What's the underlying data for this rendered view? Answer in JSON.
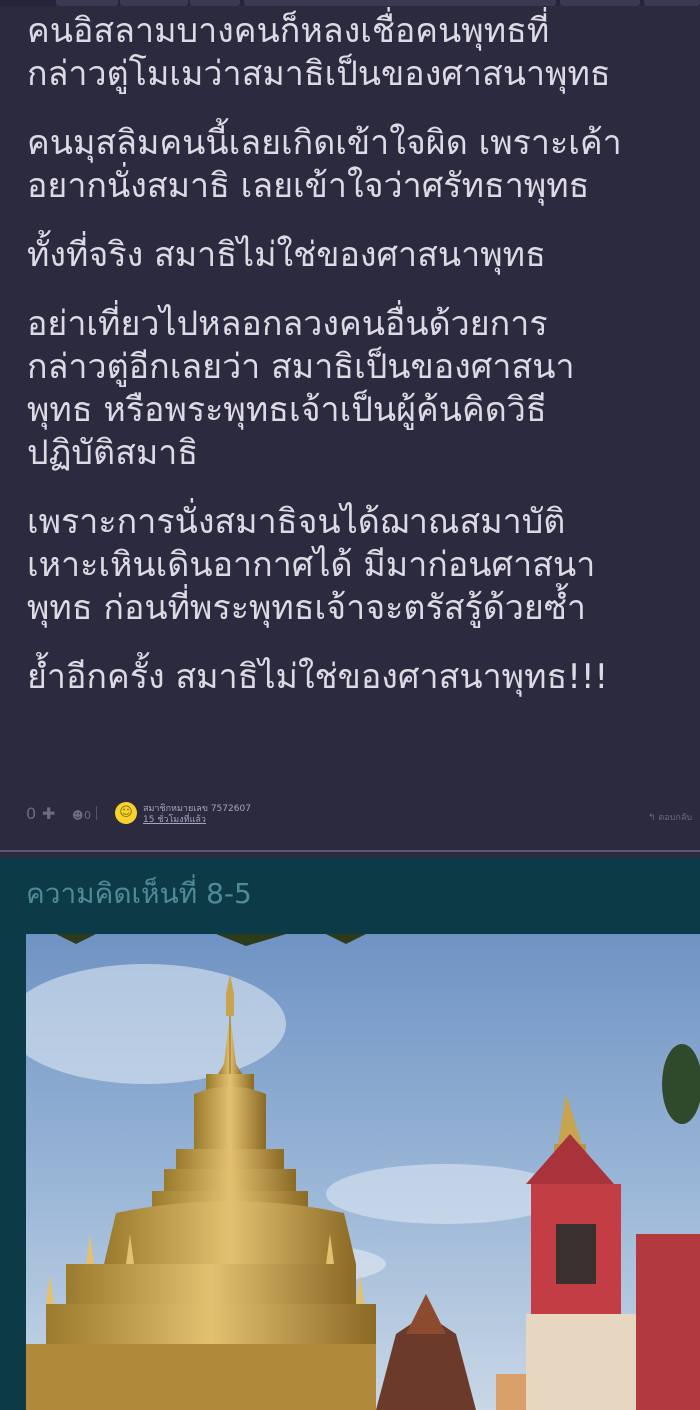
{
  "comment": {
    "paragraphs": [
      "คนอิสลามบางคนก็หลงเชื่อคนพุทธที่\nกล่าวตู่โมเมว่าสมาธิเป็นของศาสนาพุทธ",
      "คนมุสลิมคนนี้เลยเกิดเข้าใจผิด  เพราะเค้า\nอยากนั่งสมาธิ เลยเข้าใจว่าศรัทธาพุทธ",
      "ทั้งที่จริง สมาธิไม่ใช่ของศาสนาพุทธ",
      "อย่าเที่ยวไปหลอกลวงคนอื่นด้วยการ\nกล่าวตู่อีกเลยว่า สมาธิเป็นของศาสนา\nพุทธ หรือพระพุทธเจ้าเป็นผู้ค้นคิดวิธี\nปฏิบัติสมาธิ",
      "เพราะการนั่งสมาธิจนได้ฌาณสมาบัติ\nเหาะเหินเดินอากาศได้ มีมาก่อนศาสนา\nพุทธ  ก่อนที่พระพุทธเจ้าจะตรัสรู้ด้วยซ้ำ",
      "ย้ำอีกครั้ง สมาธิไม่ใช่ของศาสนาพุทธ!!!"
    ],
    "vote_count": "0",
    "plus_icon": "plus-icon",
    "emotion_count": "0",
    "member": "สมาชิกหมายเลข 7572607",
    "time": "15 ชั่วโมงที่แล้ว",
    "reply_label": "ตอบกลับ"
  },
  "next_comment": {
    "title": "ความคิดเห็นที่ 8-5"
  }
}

------------------------------------------------

§ **Objective**: Print each line of the material above exactly, with the pictures removed from your copy.

§ **Right answer**:
What's the underlying data for this rendered view? Answer in JSON.
{
  "comment": {
    "paragraphs": [
      "คนอิสลามบางคนก็หลงเชื่อคนพุทธที่\nกล่าวตู่โมเมว่าสมาธิเป็นของศาสนาพุทธ",
      "คนมุสลิมคนนี้เลยเกิดเข้าใจผิด  เพราะเค้า\nอยากนั่งสมาธิ เลยเข้าใจว่าศรัทธาพุทธ",
      "ทั้งที่จริง สมาธิไม่ใช่ของศาสนาพุทธ",
      "อย่าเที่ยวไปหลอกลวงคนอื่นด้วยการ\nกล่าวตู่อีกเลยว่า สมาธิเป็นของศาสนา\nพุทธ หรือพระพุทธเจ้าเป็นผู้ค้นคิดวิธี\nปฏิบัติสมาธิ",
      "เพราะการนั่งสมาธิจนได้ฌาณสมาบัติ\nเหาะเหินเดินอากาศได้ มีมาก่อนศาสนา\nพุทธ  ก่อนที่พระพุทธเจ้าจะตรัสรู้ด้วยซ้ำ",
      "ย้ำอีกครั้ง สมาธิไม่ใช่ของศาสนาพุทธ!!!"
    ],
    "vote_count": "0",
    "plus_icon": "plus-icon",
    "emotion_count": "0",
    "member": "สมาชิกหมายเลข 7572607",
    "time": "15 ชั่วโมงที่แล้ว",
    "reply_label": "ตอบกลับ"
  },
  "next_comment": {
    "title": "ความคิดเห็นที่ 8-5"
  }
}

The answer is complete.